— begin —

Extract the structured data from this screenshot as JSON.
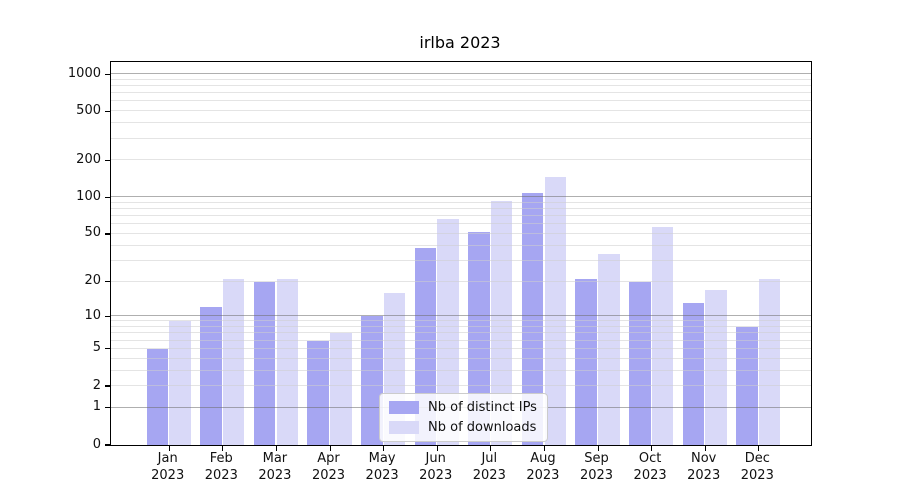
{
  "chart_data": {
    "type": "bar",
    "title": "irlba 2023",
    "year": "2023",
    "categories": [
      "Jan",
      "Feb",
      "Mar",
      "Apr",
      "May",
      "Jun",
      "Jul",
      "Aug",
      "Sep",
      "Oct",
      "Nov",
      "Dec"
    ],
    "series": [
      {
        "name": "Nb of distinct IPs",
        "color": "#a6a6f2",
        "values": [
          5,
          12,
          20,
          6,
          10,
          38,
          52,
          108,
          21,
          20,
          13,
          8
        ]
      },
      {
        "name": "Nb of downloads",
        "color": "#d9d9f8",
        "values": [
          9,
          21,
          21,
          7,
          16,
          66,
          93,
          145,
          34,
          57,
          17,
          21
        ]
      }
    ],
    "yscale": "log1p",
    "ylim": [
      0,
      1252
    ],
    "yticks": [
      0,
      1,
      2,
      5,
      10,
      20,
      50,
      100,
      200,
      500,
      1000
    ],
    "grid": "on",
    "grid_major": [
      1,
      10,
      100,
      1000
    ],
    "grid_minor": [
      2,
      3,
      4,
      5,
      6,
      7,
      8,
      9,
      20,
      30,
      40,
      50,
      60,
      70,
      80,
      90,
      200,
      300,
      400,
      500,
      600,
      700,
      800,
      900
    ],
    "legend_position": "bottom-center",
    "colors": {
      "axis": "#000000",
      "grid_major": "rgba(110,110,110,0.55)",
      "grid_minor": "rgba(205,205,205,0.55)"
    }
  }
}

— end —
— begin —

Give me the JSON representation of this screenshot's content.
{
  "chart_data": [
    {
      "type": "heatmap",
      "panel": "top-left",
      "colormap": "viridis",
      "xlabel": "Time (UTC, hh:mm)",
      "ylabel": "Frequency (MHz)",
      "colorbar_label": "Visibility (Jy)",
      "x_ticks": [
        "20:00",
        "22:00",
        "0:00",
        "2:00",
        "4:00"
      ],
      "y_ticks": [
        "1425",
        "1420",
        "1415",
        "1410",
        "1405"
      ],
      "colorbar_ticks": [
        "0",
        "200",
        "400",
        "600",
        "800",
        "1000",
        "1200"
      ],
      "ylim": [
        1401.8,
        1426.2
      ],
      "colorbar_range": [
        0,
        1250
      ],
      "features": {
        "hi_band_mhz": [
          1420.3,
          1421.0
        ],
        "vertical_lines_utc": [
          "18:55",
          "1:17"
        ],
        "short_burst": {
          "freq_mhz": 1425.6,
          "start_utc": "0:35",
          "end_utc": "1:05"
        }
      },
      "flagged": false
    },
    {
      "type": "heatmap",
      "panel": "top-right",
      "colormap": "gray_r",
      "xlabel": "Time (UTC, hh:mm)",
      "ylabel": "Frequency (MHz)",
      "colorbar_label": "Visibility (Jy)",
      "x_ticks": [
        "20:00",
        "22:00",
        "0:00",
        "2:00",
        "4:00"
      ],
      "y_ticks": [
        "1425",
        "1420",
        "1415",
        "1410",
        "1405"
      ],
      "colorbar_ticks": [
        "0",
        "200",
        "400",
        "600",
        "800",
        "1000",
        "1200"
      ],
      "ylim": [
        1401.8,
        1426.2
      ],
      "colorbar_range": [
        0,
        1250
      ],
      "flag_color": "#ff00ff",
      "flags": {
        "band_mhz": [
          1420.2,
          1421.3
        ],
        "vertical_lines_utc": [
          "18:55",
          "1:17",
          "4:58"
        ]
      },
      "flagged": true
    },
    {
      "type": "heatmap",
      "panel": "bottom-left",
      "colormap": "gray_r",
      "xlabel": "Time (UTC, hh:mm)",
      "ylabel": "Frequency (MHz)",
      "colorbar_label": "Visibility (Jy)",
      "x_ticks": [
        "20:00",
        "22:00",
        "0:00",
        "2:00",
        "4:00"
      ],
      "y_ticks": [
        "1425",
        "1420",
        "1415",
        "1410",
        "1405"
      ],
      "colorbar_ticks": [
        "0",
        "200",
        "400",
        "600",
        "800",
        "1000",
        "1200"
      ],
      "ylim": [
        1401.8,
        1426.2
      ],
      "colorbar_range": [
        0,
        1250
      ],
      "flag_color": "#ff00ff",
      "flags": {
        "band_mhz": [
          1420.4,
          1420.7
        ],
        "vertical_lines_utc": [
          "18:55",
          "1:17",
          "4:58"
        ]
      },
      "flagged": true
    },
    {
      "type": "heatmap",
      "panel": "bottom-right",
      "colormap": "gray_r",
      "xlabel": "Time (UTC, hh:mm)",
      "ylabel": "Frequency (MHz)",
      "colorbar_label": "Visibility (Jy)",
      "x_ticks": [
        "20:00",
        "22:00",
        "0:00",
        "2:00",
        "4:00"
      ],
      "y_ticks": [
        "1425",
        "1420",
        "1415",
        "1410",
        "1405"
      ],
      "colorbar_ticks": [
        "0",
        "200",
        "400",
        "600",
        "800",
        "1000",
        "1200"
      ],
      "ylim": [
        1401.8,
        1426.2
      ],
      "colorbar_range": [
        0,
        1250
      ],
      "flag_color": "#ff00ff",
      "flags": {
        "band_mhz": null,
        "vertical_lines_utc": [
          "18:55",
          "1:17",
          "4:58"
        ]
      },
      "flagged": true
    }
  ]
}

— end —

List all lines from the entries that include the word "rgba".

      "grid_major": "rgba(110,110,110,0.55)",
      "grid_minor": "rgba(205,205,205,0.55)"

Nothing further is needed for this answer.